#### Task details
Count how many lines below include the string "inden", and give that number without anything else.

[start Dataset rows]

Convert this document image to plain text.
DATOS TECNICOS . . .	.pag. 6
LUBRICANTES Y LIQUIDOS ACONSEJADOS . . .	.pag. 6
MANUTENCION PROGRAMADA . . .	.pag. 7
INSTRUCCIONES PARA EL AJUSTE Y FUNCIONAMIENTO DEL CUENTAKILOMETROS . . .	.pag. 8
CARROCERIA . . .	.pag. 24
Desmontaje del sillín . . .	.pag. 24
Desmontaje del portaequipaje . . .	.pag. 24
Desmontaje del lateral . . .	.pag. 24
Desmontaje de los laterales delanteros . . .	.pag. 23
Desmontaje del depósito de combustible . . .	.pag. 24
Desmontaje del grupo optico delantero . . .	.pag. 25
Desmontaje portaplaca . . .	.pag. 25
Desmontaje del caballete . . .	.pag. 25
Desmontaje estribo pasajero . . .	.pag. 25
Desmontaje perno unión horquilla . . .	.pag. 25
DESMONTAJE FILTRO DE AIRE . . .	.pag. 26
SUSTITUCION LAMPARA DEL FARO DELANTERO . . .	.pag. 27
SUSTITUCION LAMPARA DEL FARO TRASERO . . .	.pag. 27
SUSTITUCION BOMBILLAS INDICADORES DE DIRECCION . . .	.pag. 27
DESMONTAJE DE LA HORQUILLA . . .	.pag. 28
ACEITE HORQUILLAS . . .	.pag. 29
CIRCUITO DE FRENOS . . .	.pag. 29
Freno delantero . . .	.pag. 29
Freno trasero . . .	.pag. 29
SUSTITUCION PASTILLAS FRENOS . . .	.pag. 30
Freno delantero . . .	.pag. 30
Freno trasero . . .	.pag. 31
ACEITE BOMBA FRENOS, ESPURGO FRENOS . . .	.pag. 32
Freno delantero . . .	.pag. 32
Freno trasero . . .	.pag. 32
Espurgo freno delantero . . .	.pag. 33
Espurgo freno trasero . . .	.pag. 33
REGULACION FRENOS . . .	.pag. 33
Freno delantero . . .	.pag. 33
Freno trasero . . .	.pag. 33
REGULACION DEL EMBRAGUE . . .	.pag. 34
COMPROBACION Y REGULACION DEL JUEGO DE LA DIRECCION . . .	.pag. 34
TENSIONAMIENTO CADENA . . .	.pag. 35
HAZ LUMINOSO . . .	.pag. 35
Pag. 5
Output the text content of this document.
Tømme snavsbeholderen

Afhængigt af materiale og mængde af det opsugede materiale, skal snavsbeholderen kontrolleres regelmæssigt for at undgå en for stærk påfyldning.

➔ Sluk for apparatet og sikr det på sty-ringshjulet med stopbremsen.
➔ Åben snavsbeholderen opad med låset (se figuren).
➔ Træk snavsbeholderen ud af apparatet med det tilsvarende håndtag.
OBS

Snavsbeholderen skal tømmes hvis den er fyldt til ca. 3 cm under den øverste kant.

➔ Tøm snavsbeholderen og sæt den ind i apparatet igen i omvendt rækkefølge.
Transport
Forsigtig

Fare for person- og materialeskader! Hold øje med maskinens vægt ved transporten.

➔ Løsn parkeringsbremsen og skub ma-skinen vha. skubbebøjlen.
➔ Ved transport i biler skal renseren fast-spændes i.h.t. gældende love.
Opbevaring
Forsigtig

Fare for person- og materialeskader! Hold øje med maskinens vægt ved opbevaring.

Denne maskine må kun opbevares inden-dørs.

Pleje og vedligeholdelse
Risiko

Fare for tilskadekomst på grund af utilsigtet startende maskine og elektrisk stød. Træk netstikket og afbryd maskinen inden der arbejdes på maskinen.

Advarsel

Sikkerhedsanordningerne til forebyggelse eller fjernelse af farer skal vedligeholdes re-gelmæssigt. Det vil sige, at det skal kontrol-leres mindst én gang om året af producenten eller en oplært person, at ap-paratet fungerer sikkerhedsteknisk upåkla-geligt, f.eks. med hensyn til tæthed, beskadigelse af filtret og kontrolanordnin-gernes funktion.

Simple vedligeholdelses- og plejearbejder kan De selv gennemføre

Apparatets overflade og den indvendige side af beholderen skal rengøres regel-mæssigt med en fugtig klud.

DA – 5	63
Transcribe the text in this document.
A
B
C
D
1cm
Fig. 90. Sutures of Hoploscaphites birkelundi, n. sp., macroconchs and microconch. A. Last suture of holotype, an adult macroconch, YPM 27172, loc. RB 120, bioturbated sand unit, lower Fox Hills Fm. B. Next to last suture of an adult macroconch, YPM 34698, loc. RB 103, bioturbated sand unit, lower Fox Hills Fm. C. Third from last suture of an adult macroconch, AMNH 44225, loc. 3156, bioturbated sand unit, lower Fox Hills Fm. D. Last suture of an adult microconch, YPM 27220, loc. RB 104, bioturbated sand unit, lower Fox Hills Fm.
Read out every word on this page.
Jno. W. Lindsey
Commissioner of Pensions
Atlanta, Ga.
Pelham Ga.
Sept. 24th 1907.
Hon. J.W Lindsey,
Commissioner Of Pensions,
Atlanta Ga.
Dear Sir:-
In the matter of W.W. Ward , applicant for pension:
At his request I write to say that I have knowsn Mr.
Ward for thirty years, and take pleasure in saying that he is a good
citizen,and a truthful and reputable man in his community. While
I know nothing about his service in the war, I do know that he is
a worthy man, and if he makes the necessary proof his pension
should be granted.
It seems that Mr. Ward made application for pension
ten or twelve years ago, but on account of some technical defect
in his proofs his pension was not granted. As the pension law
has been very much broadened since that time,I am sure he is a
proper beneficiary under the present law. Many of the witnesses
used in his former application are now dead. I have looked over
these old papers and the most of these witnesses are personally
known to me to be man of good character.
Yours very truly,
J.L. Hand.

[end Dataset rows]

#### Output
2